● EXERCISE GOAL:
Go through the listing below and list every line with "name".

begin EXCERPTED DATA

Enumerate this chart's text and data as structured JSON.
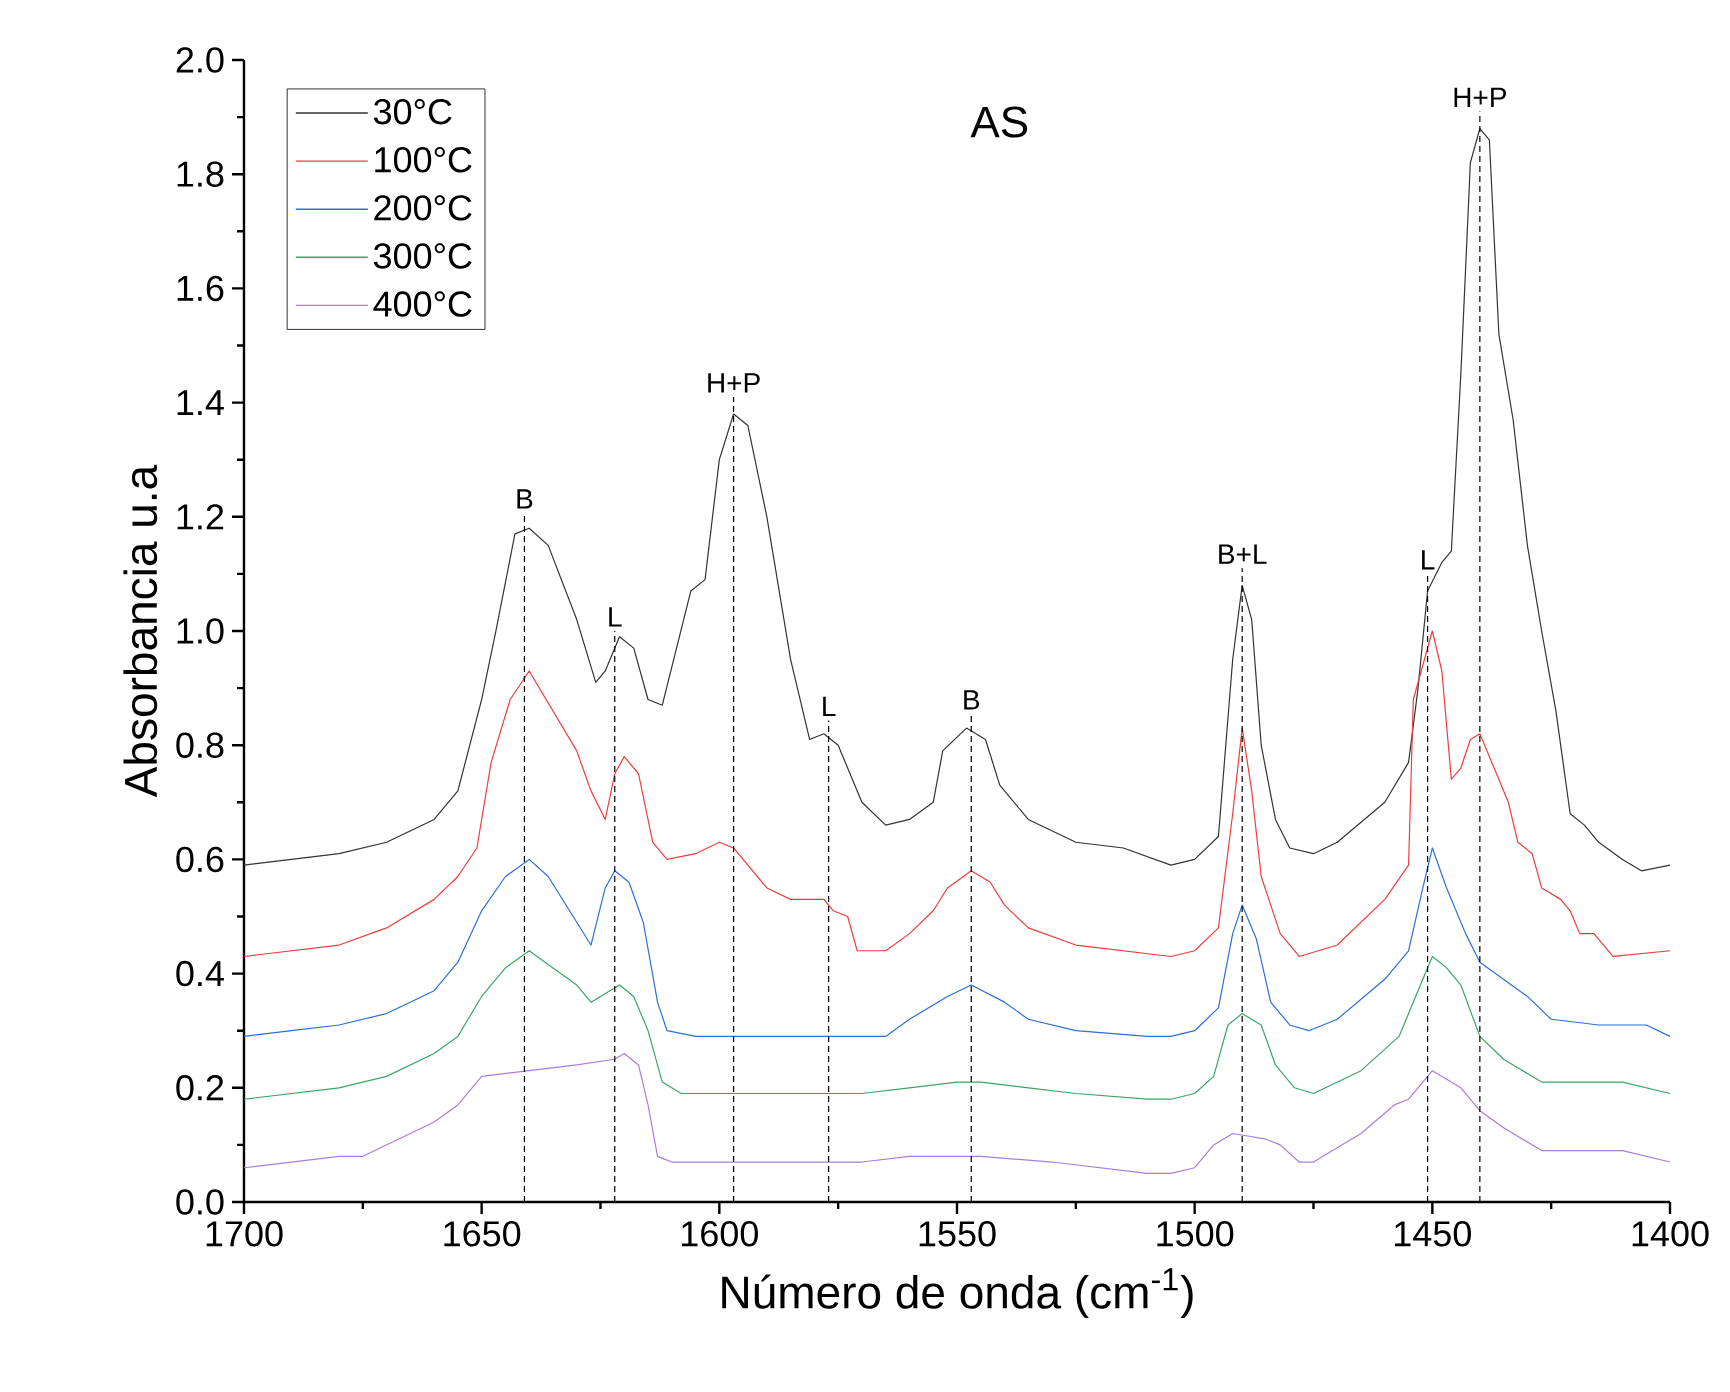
{
  "chart_data": {
    "type": "line",
    "title": "AS",
    "xlabel": "Número de onda (cm$^{-1}$)",
    "ylabel": "Absorbancia u.a",
    "xlim": [
      1700,
      1400
    ],
    "xticks": [
      1700,
      1650,
      1600,
      1550,
      1500,
      1450,
      1400
    ],
    "ylim": [
      0,
      2
    ],
    "yticks": [
      {
        "value": 0,
        "label": "0.0"
      },
      0.2,
      0.4,
      0.6,
      0.8,
      {
        "value": 1,
        "label": "1.0"
      },
      1.2,
      1.4,
      1.6,
      1.8,
      {
        "value": 2,
        "label": "2.0"
      }
    ],
    "legend": "top left",
    "series": [
      {
        "name": "30°C",
        "color": "#333333",
        "x": [
          1700,
          1690,
          1680,
          1670,
          1660,
          1655,
          1650,
          1647,
          1643,
          1640,
          1636,
          1630,
          1626,
          1624,
          1621,
          1618,
          1615,
          1612,
          1609,
          1606,
          1603,
          1600,
          1597,
          1594,
          1590,
          1585,
          1581,
          1578,
          1575,
          1570,
          1565,
          1560,
          1555,
          1553,
          1548,
          1544,
          1541,
          1535,
          1525,
          1515,
          1505,
          1500,
          1495,
          1492,
          1490,
          1488,
          1486,
          1483,
          1480,
          1475,
          1470,
          1460,
          1455,
          1453,
          1451,
          1448,
          1446,
          1444,
          1442,
          1440,
          1438,
          1436,
          1433,
          1430,
          1427,
          1424,
          1421,
          1418,
          1415,
          1410,
          1406,
          1400
        ],
        "values": [
          0.59,
          0.6,
          0.61,
          0.63,
          0.67,
          0.72,
          0.88,
          1.0,
          1.17,
          1.18,
          1.15,
          1.02,
          0.91,
          0.93,
          0.99,
          0.97,
          0.88,
          0.87,
          0.97,
          1.07,
          1.09,
          1.3,
          1.38,
          1.36,
          1.2,
          0.95,
          0.81,
          0.82,
          0.8,
          0.7,
          0.66,
          0.67,
          0.7,
          0.79,
          0.83,
          0.81,
          0.73,
          0.67,
          0.63,
          0.62,
          0.59,
          0.6,
          0.64,
          0.95,
          1.08,
          1.02,
          0.8,
          0.67,
          0.62,
          0.61,
          0.63,
          0.7,
          0.77,
          0.9,
          1.07,
          1.12,
          1.14,
          1.45,
          1.82,
          1.88,
          1.86,
          1.52,
          1.37,
          1.15,
          1.0,
          0.86,
          0.68,
          0.66,
          0.63,
          0.6,
          0.58,
          0.59
        ]
      },
      {
        "name": "100°C",
        "color": "#f03c3c",
        "x": [
          1700,
          1690,
          1680,
          1670,
          1660,
          1655,
          1651,
          1648,
          1644,
          1640,
          1635,
          1630,
          1627,
          1624,
          1622,
          1620,
          1617,
          1614,
          1611,
          1605,
          1600,
          1597,
          1590,
          1585,
          1580,
          1578,
          1576,
          1573,
          1571,
          1565,
          1560,
          1555,
          1552,
          1547,
          1543,
          1540,
          1535,
          1525,
          1515,
          1505,
          1500,
          1495,
          1492,
          1490,
          1488,
          1486,
          1482,
          1478,
          1470,
          1460,
          1455,
          1454,
          1450,
          1448,
          1446,
          1444,
          1442,
          1440,
          1437,
          1434,
          1432,
          1429,
          1427,
          1423,
          1421,
          1419,
          1416,
          1412,
          1400
        ],
        "values": [
          0.43,
          0.44,
          0.45,
          0.48,
          0.53,
          0.57,
          0.62,
          0.77,
          0.88,
          0.93,
          0.86,
          0.79,
          0.72,
          0.67,
          0.75,
          0.78,
          0.75,
          0.63,
          0.6,
          0.61,
          0.63,
          0.62,
          0.55,
          0.53,
          0.53,
          0.53,
          0.51,
          0.5,
          0.44,
          0.44,
          0.47,
          0.51,
          0.55,
          0.58,
          0.56,
          0.52,
          0.48,
          0.45,
          0.44,
          0.43,
          0.44,
          0.48,
          0.68,
          0.83,
          0.72,
          0.57,
          0.47,
          0.43,
          0.45,
          0.53,
          0.59,
          0.88,
          1.0,
          0.93,
          0.74,
          0.76,
          0.81,
          0.82,
          0.76,
          0.7,
          0.63,
          0.61,
          0.55,
          0.53,
          0.51,
          0.47,
          0.47,
          0.43,
          0.44
        ]
      },
      {
        "name": "200°C",
        "color": "#2a6fdb",
        "x": [
          1700,
          1690,
          1680,
          1670,
          1660,
          1655,
          1650,
          1645,
          1640,
          1636,
          1630,
          1627,
          1624,
          1622,
          1619,
          1616,
          1613,
          1611,
          1605,
          1580,
          1565,
          1560,
          1552,
          1547,
          1540,
          1535,
          1525,
          1510,
          1505,
          1500,
          1495,
          1492,
          1490,
          1487,
          1484,
          1480,
          1476,
          1470,
          1460,
          1455,
          1452,
          1450,
          1447,
          1443,
          1440,
          1430,
          1425,
          1415,
          1405,
          1400
        ],
        "values": [
          0.29,
          0.3,
          0.31,
          0.33,
          0.37,
          0.42,
          0.51,
          0.57,
          0.6,
          0.57,
          0.49,
          0.45,
          0.55,
          0.58,
          0.56,
          0.49,
          0.35,
          0.3,
          0.29,
          0.29,
          0.29,
          0.32,
          0.36,
          0.38,
          0.35,
          0.32,
          0.3,
          0.29,
          0.29,
          0.3,
          0.34,
          0.47,
          0.52,
          0.46,
          0.35,
          0.31,
          0.3,
          0.32,
          0.39,
          0.44,
          0.55,
          0.62,
          0.55,
          0.47,
          0.42,
          0.36,
          0.32,
          0.31,
          0.31,
          0.29
        ]
      },
      {
        "name": "300°C",
        "color": "#3aa665",
        "x": [
          1700,
          1690,
          1680,
          1670,
          1665,
          1660,
          1655,
          1650,
          1645,
          1640,
          1635,
          1630,
          1627,
          1621,
          1618,
          1615,
          1612,
          1608,
          1590,
          1570,
          1560,
          1550,
          1545,
          1535,
          1525,
          1510,
          1505,
          1500,
          1496,
          1493,
          1490,
          1486,
          1483,
          1479,
          1475,
          1465,
          1457,
          1455,
          1450,
          1447,
          1444,
          1440,
          1435,
          1427,
          1410,
          1400
        ],
        "values": [
          0.18,
          0.19,
          0.2,
          0.22,
          0.24,
          0.26,
          0.29,
          0.36,
          0.41,
          0.44,
          0.41,
          0.38,
          0.35,
          0.38,
          0.36,
          0.3,
          0.21,
          0.19,
          0.19,
          0.19,
          0.2,
          0.21,
          0.21,
          0.2,
          0.19,
          0.18,
          0.18,
          0.19,
          0.22,
          0.31,
          0.33,
          0.31,
          0.24,
          0.2,
          0.19,
          0.23,
          0.29,
          0.33,
          0.43,
          0.41,
          0.38,
          0.29,
          0.25,
          0.21,
          0.21,
          0.19
        ]
      },
      {
        "name": "400°C",
        "color": "#a77ee0",
        "x": [
          1700,
          1690,
          1680,
          1675,
          1670,
          1665,
          1660,
          1655,
          1650,
          1640,
          1630,
          1622,
          1620,
          1617,
          1615,
          1613,
          1610,
          1590,
          1570,
          1560,
          1545,
          1530,
          1510,
          1505,
          1500,
          1496,
          1492,
          1485,
          1482,
          1478,
          1475,
          1465,
          1458,
          1455,
          1450,
          1444,
          1440,
          1435,
          1427,
          1410,
          1400
        ],
        "values": [
          0.06,
          0.07,
          0.08,
          0.08,
          0.1,
          0.12,
          0.14,
          0.17,
          0.22,
          0.23,
          0.24,
          0.25,
          0.26,
          0.24,
          0.17,
          0.08,
          0.07,
          0.07,
          0.07,
          0.08,
          0.08,
          0.07,
          0.05,
          0.05,
          0.06,
          0.1,
          0.12,
          0.11,
          0.1,
          0.07,
          0.07,
          0.12,
          0.17,
          0.18,
          0.23,
          0.2,
          0.16,
          0.13,
          0.09,
          0.09,
          0.07
        ]
      }
    ],
    "ref_lines": [
      {
        "axis": "x",
        "value": 1641,
        "label": "B",
        "color": "#000000",
        "line_style": "dashed"
      },
      {
        "axis": "x",
        "value": 1622,
        "label": "L",
        "color": "#000000",
        "line_style": "dashed"
      },
      {
        "axis": "x",
        "value": 1597,
        "label": "H+P",
        "color": "#000000",
        "line_style": "dashed"
      },
      {
        "axis": "x",
        "value": 1577,
        "label": "L",
        "color": "#000000",
        "line_style": "dashed"
      },
      {
        "axis": "x",
        "value": 1547,
        "label": "B",
        "color": "#000000",
        "line_style": "dashed"
      },
      {
        "axis": "x",
        "value": 1490,
        "label": "B+L",
        "color": "#000000",
        "line_style": "dashed"
      },
      {
        "axis": "x",
        "value": 1451,
        "label": "L",
        "color": "#000000",
        "line_style": "dashed"
      },
      {
        "axis": "x",
        "value": 1440,
        "label": "H+P",
        "color": "#000000",
        "line_style": "dashed"
      }
    ]
  }
}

end EXCERPTED DATA

● FULL SOLUTION:
        "name": "30°C",
        "name": "100°C",
        "name": "200°C",
        "name": "300°C",
        "name": "400°C",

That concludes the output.